### DIRECTIVE
Of all the lines in the material, how many contain the word "JSON"? State the number alone.

-- MATERIAL TO PROCESS start --

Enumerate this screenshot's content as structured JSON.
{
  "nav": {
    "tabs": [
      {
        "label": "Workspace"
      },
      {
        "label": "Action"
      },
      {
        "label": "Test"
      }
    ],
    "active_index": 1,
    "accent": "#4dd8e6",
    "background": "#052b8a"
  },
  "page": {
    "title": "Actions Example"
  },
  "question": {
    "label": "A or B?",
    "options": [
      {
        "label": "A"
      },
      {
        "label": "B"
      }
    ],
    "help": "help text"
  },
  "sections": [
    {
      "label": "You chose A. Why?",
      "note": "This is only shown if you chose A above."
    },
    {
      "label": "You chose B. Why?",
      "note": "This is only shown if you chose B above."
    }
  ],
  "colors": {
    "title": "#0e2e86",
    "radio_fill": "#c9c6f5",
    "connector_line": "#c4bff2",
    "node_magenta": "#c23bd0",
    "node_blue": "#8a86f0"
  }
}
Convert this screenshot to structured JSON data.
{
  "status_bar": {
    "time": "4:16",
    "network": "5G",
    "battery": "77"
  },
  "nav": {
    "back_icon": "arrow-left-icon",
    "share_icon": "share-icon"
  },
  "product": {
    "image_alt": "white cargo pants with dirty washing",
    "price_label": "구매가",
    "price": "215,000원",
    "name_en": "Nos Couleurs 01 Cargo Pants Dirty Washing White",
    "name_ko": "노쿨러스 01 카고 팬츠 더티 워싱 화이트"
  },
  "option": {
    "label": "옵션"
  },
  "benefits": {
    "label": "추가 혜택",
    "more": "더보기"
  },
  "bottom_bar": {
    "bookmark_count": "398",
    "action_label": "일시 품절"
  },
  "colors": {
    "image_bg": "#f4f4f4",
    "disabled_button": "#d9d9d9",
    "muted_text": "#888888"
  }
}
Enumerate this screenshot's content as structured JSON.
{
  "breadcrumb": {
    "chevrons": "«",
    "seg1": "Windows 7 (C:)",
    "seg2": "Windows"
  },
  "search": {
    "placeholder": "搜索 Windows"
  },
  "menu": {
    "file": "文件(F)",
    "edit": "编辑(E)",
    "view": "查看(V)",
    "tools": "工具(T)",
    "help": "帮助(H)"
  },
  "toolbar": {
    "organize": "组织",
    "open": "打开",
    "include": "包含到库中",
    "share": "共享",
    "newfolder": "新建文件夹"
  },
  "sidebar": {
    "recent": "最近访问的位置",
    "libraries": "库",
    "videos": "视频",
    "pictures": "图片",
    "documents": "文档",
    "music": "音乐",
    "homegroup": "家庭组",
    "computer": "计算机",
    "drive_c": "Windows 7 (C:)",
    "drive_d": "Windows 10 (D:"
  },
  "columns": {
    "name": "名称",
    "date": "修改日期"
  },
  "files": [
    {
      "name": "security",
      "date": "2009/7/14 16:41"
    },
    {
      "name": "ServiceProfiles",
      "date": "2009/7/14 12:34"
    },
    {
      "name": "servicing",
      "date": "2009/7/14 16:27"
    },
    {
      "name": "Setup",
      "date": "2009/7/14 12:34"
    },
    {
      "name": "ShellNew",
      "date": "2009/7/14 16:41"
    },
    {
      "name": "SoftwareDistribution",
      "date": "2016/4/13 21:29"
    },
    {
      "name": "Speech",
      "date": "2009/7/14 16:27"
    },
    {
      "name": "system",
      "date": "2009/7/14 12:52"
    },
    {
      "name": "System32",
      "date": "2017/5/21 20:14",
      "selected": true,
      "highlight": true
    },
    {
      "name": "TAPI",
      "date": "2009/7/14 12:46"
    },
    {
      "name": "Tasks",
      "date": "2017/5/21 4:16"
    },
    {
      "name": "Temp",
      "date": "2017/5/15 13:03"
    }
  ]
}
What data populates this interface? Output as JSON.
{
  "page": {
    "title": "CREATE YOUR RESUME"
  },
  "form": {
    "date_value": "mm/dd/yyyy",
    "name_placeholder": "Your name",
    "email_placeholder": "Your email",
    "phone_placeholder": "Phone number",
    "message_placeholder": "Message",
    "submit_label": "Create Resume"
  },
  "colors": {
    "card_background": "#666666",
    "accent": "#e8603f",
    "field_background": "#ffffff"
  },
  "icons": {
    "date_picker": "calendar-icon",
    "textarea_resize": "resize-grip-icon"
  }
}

-- MATERIAL TO PROCESS end --
-- MATERIAL TO PROCESS start --

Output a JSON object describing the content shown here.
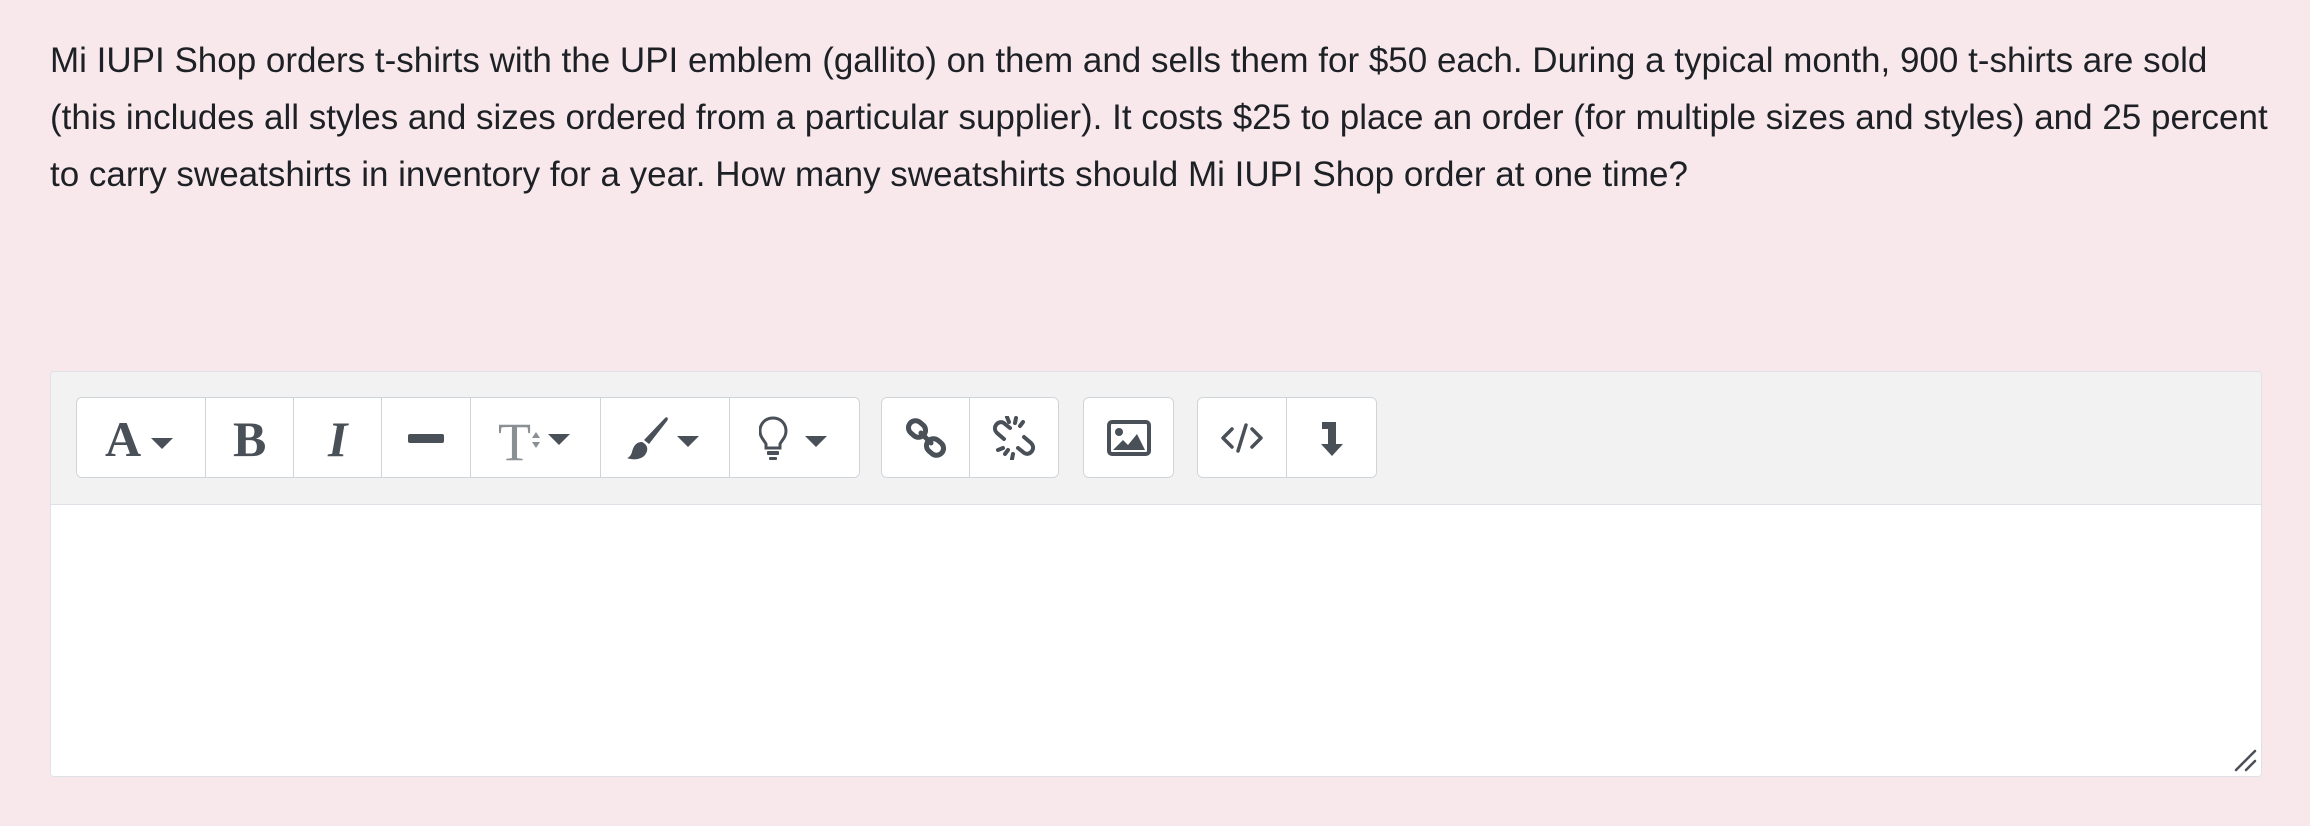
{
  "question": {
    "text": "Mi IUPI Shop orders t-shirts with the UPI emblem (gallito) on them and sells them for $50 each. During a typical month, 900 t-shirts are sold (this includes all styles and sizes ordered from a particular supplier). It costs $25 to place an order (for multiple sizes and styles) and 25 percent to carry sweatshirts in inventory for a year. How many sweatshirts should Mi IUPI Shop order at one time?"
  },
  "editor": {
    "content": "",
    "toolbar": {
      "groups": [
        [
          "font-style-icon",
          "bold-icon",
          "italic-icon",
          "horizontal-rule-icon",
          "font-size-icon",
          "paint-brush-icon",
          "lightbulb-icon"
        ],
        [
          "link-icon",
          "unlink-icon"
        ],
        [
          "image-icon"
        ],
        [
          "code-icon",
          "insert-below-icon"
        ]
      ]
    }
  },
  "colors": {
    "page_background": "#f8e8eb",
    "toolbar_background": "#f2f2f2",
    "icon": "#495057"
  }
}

-- MATERIAL TO PROCESS end --

### RESPONSE TO THIS EXERCISE
5